::: Material to process :::
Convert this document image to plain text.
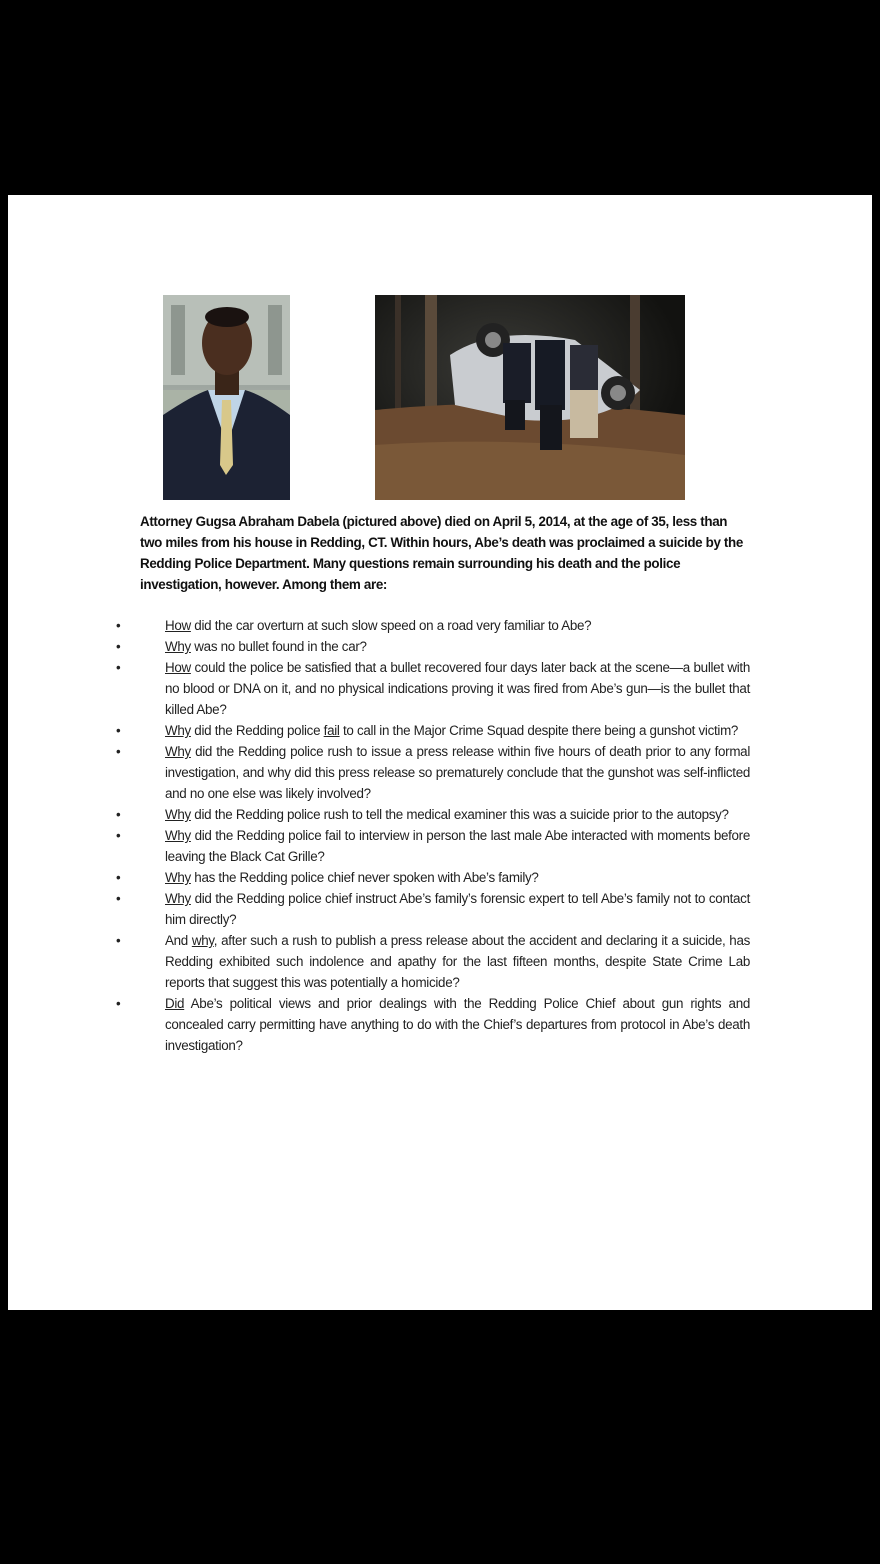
Attorney Gugsa Abraham Dabela (pictured above) died on April 5, 2014, at the age of 35, less than two miles from his house in Redding, CT. Within hours, Abe’s death was proclaimed a suicide by the Redding Police Department. Many questions remain surrounding his death and the police investigation, however. Among them are:
•	How did the car overturn at such slow speed on a road very familiar to Abe?
•	Why was no bullet found in the car?
•	How could the police be satisfied that a bullet recovered four days later back at the scene—a bullet with no blood or DNA on it, and no physical indications proving it was fired from Abe’s gun—is the bullet that killed Abe?
•	Why did the Redding police fail to call in the Major Crime Squad despite there being a gunshot victim?
•	Why did the Redding police rush to issue a press release within five hours of death prior to any formal investigation, and why did this press release so prematurely conclude that the gunshot was self-inflicted and no one else was likely involved?
•	Why did the Redding police rush to tell the medical examiner this was a suicide prior to the autopsy?
•	Why did the Redding police fail to interview in person the last male Abe interacted with moments before leaving the Black Cat Grille?
•	Why has the Redding police chief never spoken with Abe’s family?
•	Why did the Redding police chief instruct Abe’s family’s forensic expert to tell Abe’s family not to contact him directly?
•	And why, after such a rush to publish a press release about the accident and declaring it a suicide, has Redding exhibited such indolence and apathy for the last fifteen months, despite State Crime Lab reports that suggest this was potentially a homicide?
•	Did Abe’s political views and prior dealings with the Redding Police Chief about gun rights and concealed carry permitting have anything to do with the Chief’s departures from protocol in Abe’s death investigation?
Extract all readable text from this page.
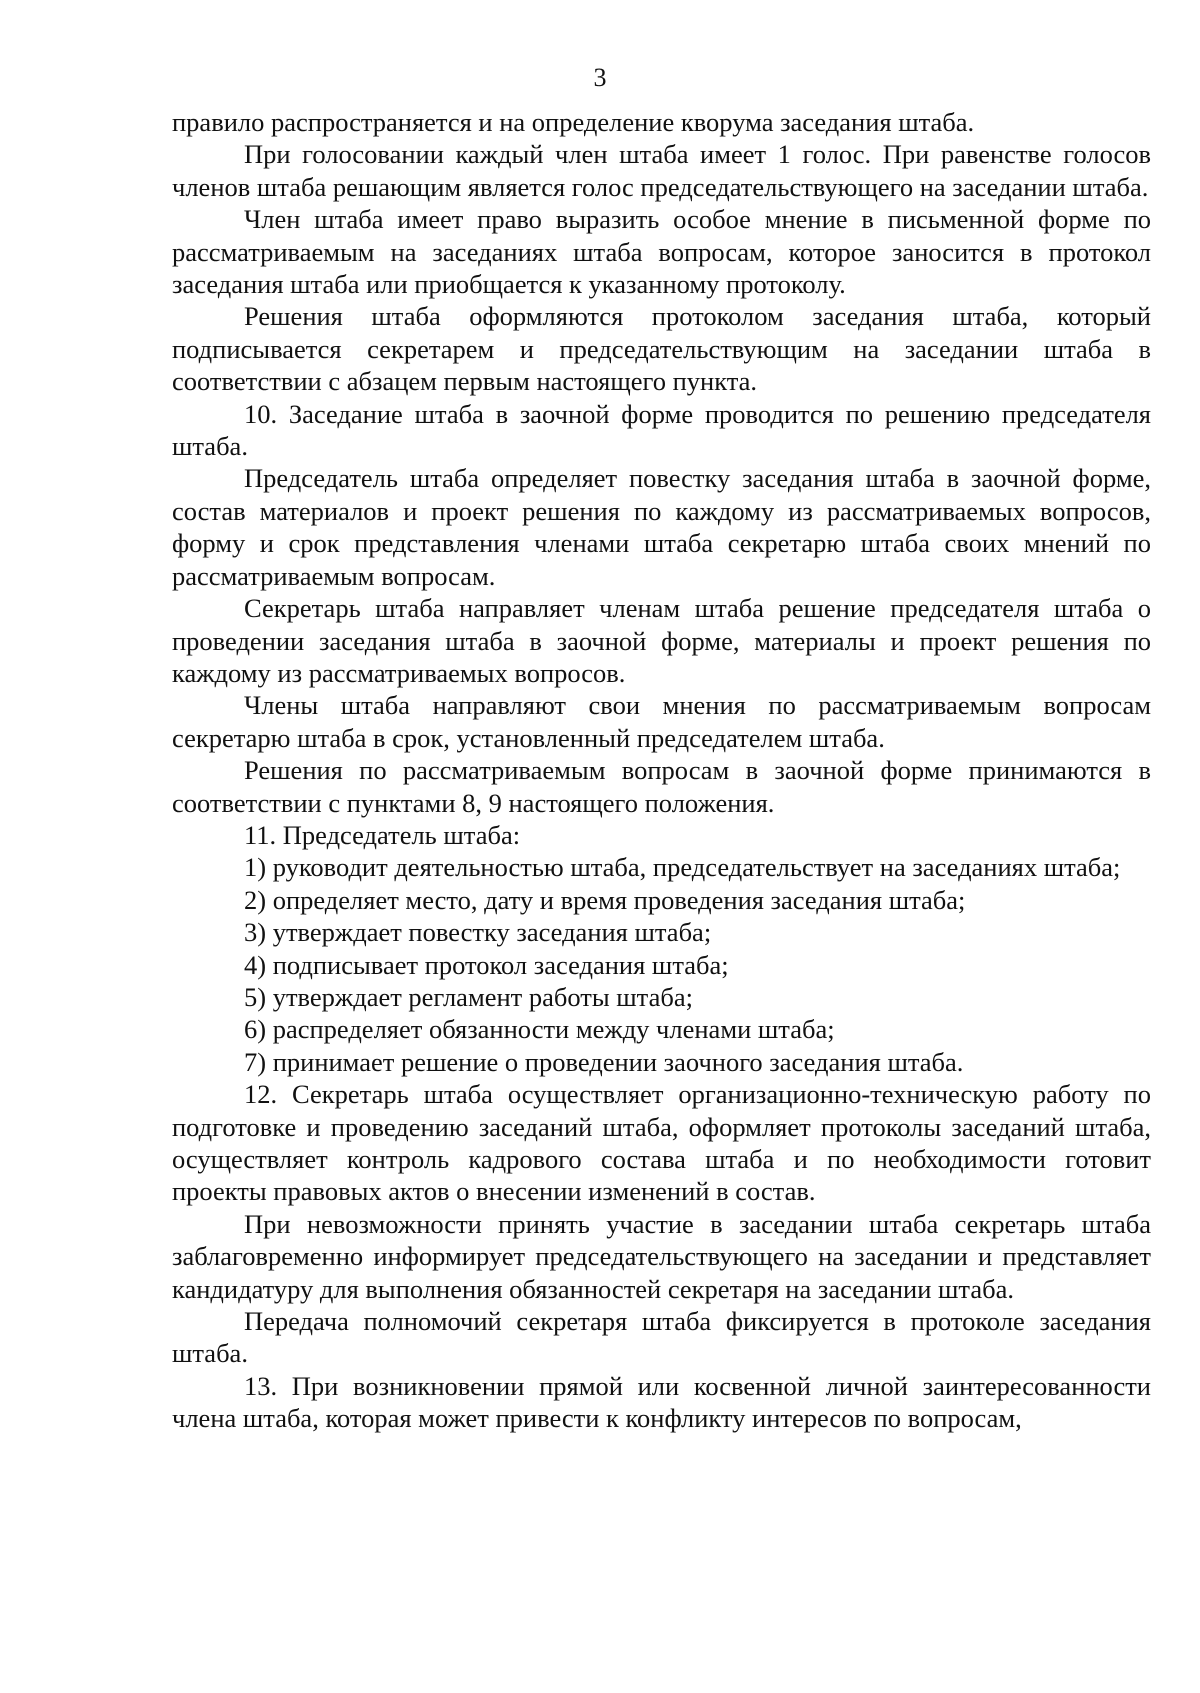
3

правило распространяется и на определение кворума заседания штаба.

При голосовании каждый член штаба имеет 1 голос. При равенстве голосов членов штаба решающим является голос председательствующего на заседании штаба.

Член штаба имеет право выразить особое мнение в письменной форме по рассматриваемым на заседаниях штаба вопросам, которое заносится в протокол заседания штаба или приобщается к указанному протоколу.

Решения штаба оформляются протоколом заседания штаба, который подписывается секретарем и председательствующим на заседании штаба в соответствии с абзацем первым настоящего пункта.

10. Заседание штаба в заочной форме проводится по решению председателя штаба.

Председатель штаба определяет повестку заседания штаба в заочной форме, состав материалов и проект решения по каждому из рассматриваемых вопросов, форму и срок представления членами штаба секретарю штаба своих мнений по рассматриваемым вопросам.

Секретарь штаба направляет членам штаба решение председателя штаба о проведении заседания штаба в заочной форме, материалы и проект решения по каждому из рассматриваемых вопросов.

Члены штаба направляют свои мнения по рассматриваемым вопросам секретарю штаба в срок, установленный председателем штаба.

Решения по рассматриваемым вопросам в заочной форме принимаются в соответствии с пунктами 8, 9 настоящего положения.

11. Председатель штаба:

1) руководит деятельностью штаба, председательствует на заседаниях штаба;

2) определяет место, дату и время проведения заседания штаба;

3) утверждает повестку заседания штаба;

4) подписывает протокол заседания штаба;

5) утверждает регламент работы штаба;

6) распределяет обязанности между членами штаба;

7) принимает решение о проведении заочного заседания штаба.

12. Секретарь штаба осуществляет организационно-техническую работу по подготовке и проведению заседаний штаба, оформляет протоколы заседаний штаба, осуществляет контроль кадрового состава штаба и по необходимости готовит проекты правовых актов о внесении изменений в состав.

При невозможности принять участие в заседании штаба секретарь штаба заблаговременно информирует председательствующего на заседании и представляет кандидатуру для выполнения обязанностей секретаря на заседании штаба.

Передача полномочий секретаря штаба фиксируется в протоколе заседания штаба.

13. При возникновении прямой или косвенной личной заинтересованности члена штаба, которая может привести к конфликту интересов по вопросам,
:::
▶ **What is required**: Repeat the material above in full and unchanged, minus its images.

▶ **Solved exercise**:
Convert this document image to plain text.
Attorney Gugsa Abraham Dabela (pictured above) died on April 5, 2014, at the age of 35, less than two miles from his house in Redding, CT. Within hours, Abe’s death was proclaimed a suicide by the Redding Police Department. Many questions remain surrounding his death and the police investigation, however. Among them are:
•	How did the car overturn at such slow speed on a road very familiar to Abe?
•	Why was no bullet found in the car?
•	How could the police be satisfied that a bullet recovered four days later back at the scene—a bullet with no blood or DNA on it, and no physical indications proving it was fired from Abe’s gun—is the bullet that killed Abe?
•	Why did the Redding police fail to call in the Major Crime Squad despite there being a gunshot victim?
•	Why did the Redding police rush to issue a press release within five hours of death prior to any formal investigation, and why did this press release so prematurely conclude that the gunshot was self-inflicted and no one else was likely involved?
•	Why did the Redding police rush to tell the medical examiner this was a suicide prior to the autopsy?
•	Why did the Redding police fail to interview in person the last male Abe interacted with moments before leaving the Black Cat Grille?
•	Why has the Redding police chief never spoken with Abe’s family?
•	Why did the Redding police chief instruct Abe’s family’s forensic expert to tell Abe’s family not to contact him directly?
•	And why, after such a rush to publish a press release about the accident and declaring it a suicide, has Redding exhibited such indolence and apathy for the last fifteen months, despite State Crime Lab reports that suggest this was potentially a homicide?
•	Did Abe’s political views and prior dealings with the Redding Police Chief about gun rights and concealed carry permitting have anything to do with the Chief’s departures from protocol in Abe’s death investigation?
Extract all readable text from this page.
3

правило распространяется и на определение кворума заседания штаба.

При голосовании каждый член штаба имеет 1 голос. При равенстве голосов членов штаба решающим является голос председательствующего на заседании штаба.

Член штаба имеет право выразить особое мнение в письменной форме по рассматриваемым на заседаниях штаба вопросам, которое заносится в протокол заседания штаба или приобщается к указанному протоколу.

Решения штаба оформляются протоколом заседания штаба, который подписывается секретарем и председательствующим на заседании штаба в соответствии с абзацем первым настоящего пункта.

10. Заседание штаба в заочной форме проводится по решению председателя штаба.

Председатель штаба определяет повестку заседания штаба в заочной форме, состав материалов и проект решения по каждому из рассматриваемых вопросов, форму и срок представления членами штаба секретарю штаба своих мнений по рассматриваемым вопросам.

Секретарь штаба направляет членам штаба решение председателя штаба о проведении заседания штаба в заочной форме, материалы и проект решения по каждому из рассматриваемых вопросов.

Члены штаба направляют свои мнения по рассматриваемым вопросам секретарю штаба в срок, установленный председателем штаба.

Решения по рассматриваемым вопросам в заочной форме принимаются в соответствии с пунктами 8, 9 настоящего положения.

11. Председатель штаба:

1) руководит деятельностью штаба, председательствует на заседаниях штаба;

2) определяет место, дату и время проведения заседания штаба;

3) утверждает повестку заседания штаба;

4) подписывает протокол заседания штаба;

5) утверждает регламент работы штаба;

6) распределяет обязанности между членами штаба;

7) принимает решение о проведении заочного заседания штаба.

12. Секретарь штаба осуществляет организационно-техническую работу по подготовке и проведению заседаний штаба, оформляет протоколы заседаний штаба, осуществляет контроль кадрового состава штаба и по необходимости готовит проекты правовых актов о внесении изменений в состав.

При невозможности принять участие в заседании штаба секретарь штаба заблаговременно информирует председательствующего на заседании и представляет кандидатуру для выполнения обязанностей секретаря на заседании штаба.

Передача полномочий секретаря штаба фиксируется в протоколе заседания штаба.

13. При возникновении прямой или косвенной личной заинтересованности члена штаба, которая может привести к конфликту интересов по вопросам,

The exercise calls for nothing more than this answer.